══ Auszug ══

Plattschuss aktuell: Leipziger Einerlei

Der Wörteremazipationsstreit ist alles andere als neu, aber aktuell ist weiterhin die Misere, die er auslöst, denn wer weiß mittlerweile noch, was eigentlich richtig sein soll?

Unvergesslich daher seit einiger Zeit, die so leichtfüßige, wie entwaffnende kabarettistische Begrüßung, eines Abends im Wirtshaus des Vertrauens: „Liebes Publikum, sehr verehrte Damen und Herren, liebe Krankenschwestern und Krankenschwesterinnen …“

Im Grund ist dem nichts hinzuzufügen. So ein Spruch vermag das Immunsystem gegen die Wirkung von Wortunkraut wie „RentnerIn“ oder „Rentner/innen“ für eine ganze Weile zu stärken. Aber immer wieder kocht eine/r den Sud auf, bis es doch wieder im Hals kratzt. Sind das nun endlich die letzten Zuckungen einer scheidenden Mode oder hört das nie auf?

═══

Kurze Übung A ::
Wo fand laut dem Auszug über den Sprachstreit die kabarettistische Begrüßung statt?
Kurze Übung B ::
Führe den Auszug über den Sprachstreit im gleichen Ton nach seinem letzten Satz mit einigen Sätzen weiter.

══ Angezeigte Informationen ══

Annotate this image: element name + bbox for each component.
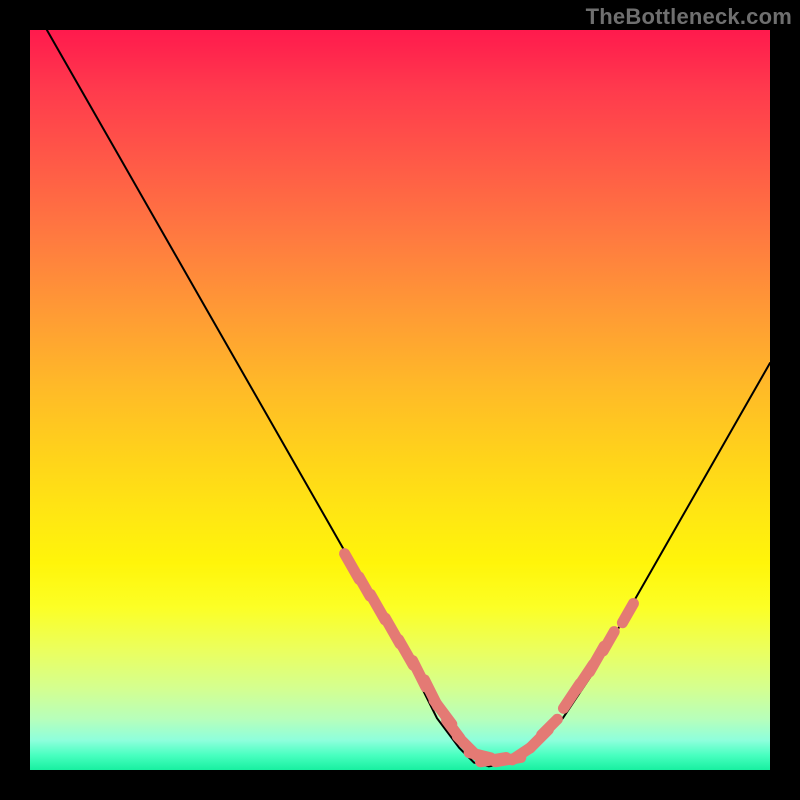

═══

Schriftliche Antwort A ::
Eines Abends im Wirtshaus des Vertrauens.

Schriftliche Antwort B ::
Den intellektuellen Höhepunkt der Diskussion, um das scheinbar männliche Geschlecht vieler Wörter und Worte, setzte vor knapp zwei Jahren der – oh pardon: die – erweiterte Senat der Uni Leipzig. Mit 600 Jahren Männerdominanz bei Personenbezeichnungen und mit „Professor/Professorin“ sei jetzt Schluss. Es gäbe fortan nur noch die Professorin und den Professorin. Mit dieser Sprachregelung hielt sie sich im Lande für die klare Vorreiterin.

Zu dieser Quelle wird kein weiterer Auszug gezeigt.